[start]
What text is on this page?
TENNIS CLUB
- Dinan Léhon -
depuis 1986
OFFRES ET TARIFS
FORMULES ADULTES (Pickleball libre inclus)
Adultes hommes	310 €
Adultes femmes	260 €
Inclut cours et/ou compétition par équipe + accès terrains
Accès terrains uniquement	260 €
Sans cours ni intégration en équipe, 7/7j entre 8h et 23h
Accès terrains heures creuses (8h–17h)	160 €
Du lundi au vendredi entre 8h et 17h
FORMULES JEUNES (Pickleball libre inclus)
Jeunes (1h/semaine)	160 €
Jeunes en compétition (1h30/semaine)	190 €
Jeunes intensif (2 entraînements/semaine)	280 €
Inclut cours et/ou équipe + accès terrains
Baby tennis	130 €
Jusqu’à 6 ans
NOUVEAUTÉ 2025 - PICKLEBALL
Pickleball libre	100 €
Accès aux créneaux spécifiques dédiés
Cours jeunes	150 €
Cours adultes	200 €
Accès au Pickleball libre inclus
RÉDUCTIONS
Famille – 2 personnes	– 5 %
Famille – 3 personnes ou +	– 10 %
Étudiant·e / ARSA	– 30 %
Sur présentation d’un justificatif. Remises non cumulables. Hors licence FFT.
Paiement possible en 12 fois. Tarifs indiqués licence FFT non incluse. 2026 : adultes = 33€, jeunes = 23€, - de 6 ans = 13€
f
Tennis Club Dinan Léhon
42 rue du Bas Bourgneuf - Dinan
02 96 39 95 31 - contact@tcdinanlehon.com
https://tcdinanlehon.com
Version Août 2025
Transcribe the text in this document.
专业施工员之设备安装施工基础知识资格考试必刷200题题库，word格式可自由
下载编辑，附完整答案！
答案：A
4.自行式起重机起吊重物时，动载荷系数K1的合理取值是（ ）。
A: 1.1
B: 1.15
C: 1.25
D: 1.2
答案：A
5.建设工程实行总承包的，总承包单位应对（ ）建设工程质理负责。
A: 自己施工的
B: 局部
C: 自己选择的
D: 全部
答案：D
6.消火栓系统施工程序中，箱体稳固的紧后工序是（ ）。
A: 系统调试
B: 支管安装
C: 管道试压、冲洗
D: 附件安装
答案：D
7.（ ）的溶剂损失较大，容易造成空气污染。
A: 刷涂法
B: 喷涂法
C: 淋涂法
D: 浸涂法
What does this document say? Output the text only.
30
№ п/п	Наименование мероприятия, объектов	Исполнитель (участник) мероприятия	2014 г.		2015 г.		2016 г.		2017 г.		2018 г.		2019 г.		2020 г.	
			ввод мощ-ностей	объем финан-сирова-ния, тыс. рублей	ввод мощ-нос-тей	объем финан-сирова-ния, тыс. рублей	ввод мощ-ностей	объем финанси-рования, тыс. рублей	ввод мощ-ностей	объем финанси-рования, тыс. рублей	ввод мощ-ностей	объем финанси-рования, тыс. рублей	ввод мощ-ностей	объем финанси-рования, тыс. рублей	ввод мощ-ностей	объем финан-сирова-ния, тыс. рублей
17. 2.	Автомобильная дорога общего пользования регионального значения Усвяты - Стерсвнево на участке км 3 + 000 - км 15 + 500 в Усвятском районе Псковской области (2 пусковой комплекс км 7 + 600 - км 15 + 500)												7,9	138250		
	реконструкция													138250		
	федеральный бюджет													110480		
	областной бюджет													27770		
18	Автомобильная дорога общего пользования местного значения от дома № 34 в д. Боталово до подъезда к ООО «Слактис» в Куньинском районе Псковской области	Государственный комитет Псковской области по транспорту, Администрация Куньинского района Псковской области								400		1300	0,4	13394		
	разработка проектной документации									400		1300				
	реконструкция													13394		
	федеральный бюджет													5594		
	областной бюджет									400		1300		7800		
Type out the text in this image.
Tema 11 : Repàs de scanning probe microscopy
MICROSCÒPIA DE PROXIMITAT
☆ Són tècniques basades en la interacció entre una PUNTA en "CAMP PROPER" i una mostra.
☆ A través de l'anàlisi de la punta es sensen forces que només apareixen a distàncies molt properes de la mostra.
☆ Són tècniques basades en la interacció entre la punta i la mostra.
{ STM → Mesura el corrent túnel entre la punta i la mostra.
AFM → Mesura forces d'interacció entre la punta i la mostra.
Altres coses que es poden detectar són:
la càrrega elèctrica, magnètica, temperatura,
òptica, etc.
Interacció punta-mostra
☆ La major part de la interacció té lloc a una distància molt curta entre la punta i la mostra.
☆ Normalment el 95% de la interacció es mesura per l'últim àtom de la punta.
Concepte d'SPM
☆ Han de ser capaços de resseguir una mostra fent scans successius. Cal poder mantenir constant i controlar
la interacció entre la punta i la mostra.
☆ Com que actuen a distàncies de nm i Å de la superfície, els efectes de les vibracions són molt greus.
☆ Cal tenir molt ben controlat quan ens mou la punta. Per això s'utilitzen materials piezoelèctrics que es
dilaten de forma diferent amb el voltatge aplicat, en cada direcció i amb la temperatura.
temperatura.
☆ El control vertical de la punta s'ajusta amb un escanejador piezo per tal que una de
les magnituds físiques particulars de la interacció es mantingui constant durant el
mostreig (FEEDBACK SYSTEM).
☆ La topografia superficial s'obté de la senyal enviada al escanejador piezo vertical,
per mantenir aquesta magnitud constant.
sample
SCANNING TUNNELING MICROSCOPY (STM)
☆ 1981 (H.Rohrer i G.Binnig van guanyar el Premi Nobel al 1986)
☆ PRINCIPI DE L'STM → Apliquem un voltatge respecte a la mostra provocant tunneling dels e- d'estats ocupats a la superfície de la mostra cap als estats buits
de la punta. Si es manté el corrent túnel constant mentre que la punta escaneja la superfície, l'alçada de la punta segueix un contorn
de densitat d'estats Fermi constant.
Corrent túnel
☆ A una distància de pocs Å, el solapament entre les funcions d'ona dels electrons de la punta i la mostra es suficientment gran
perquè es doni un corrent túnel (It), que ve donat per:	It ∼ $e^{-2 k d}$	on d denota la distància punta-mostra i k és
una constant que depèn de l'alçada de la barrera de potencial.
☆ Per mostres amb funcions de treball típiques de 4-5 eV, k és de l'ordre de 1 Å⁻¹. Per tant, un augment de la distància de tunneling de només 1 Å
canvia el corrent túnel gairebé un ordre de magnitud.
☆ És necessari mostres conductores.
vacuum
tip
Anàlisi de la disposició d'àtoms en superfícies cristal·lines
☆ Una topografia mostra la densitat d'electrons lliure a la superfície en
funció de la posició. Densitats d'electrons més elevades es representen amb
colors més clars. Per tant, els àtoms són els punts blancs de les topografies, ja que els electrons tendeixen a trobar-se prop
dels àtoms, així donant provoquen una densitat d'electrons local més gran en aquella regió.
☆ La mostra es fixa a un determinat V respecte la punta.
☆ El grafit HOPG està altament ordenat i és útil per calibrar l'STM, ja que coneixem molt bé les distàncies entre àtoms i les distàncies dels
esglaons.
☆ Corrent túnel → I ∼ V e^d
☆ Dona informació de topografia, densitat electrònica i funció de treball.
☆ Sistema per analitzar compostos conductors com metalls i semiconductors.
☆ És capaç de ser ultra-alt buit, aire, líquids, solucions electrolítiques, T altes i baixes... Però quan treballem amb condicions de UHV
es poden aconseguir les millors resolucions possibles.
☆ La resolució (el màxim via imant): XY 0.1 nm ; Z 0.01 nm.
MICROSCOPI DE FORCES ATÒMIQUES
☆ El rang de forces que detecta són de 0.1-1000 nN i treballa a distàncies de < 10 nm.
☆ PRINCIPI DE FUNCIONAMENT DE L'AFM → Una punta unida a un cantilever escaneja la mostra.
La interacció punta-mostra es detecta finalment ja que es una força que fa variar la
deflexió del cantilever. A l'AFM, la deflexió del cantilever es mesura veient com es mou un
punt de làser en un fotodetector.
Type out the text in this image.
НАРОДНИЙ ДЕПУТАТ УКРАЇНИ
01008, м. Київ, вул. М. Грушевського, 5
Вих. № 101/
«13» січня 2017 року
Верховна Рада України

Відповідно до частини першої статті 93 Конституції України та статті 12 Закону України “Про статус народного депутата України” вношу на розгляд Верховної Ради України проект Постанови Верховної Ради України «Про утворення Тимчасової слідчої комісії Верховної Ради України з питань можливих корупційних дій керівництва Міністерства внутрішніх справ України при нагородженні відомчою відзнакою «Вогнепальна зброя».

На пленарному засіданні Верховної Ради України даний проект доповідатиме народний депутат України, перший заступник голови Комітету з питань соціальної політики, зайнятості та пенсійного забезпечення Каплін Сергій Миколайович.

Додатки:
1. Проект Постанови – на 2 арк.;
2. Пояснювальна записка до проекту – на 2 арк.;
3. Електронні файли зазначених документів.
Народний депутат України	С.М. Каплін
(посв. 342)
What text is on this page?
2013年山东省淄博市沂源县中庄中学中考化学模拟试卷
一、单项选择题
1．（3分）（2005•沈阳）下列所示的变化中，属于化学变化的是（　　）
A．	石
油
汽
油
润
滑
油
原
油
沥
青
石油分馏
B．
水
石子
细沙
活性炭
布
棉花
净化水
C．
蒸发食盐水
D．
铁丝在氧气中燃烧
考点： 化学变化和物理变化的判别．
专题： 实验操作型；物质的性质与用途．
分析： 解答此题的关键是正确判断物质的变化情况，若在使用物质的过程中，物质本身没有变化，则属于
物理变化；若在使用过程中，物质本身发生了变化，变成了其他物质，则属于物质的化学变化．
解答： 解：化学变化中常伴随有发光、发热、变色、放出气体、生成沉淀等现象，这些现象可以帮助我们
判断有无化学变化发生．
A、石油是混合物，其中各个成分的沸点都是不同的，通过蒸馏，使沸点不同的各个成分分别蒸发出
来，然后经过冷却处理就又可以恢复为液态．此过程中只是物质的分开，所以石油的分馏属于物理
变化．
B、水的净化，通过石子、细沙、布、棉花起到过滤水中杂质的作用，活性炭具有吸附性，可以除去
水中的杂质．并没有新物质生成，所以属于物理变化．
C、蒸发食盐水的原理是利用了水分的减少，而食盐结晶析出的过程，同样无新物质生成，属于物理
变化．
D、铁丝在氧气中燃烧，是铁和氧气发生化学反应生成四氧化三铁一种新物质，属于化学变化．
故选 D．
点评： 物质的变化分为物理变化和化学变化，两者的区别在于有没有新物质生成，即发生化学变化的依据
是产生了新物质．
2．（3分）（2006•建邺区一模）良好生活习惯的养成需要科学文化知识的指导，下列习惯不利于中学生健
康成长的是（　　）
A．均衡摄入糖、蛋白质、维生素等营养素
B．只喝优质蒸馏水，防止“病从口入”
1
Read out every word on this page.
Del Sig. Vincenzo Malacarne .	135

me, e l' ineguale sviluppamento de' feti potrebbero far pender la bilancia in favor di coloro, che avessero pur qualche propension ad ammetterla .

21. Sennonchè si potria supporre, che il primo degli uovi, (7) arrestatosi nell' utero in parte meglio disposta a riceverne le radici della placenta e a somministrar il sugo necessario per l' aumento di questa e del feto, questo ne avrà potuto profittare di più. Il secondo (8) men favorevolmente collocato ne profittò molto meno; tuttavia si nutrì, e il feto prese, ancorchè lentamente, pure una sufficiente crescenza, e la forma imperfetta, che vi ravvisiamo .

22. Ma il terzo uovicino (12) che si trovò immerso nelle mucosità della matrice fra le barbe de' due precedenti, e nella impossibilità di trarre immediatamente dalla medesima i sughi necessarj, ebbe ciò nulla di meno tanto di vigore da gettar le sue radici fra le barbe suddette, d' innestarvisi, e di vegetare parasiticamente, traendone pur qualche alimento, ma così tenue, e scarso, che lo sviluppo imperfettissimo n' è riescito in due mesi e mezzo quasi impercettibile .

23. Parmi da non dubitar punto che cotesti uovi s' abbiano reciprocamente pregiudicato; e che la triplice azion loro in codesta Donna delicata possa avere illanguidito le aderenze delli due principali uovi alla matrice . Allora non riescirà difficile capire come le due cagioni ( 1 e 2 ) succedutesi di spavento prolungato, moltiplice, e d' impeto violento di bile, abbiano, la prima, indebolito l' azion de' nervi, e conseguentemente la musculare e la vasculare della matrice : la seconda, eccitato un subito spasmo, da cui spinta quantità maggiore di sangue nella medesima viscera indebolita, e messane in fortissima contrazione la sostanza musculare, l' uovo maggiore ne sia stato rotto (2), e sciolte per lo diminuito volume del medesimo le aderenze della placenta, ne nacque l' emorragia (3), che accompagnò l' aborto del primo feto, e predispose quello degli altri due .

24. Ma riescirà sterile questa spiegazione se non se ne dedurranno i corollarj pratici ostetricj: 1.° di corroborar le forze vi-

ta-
[end]
Pick out every line of the listing containing the word "реконструкция", and show those lines.

**RESULT OF THIS EXERCISE**
	реконструкция													138250		
	реконструкция													13394		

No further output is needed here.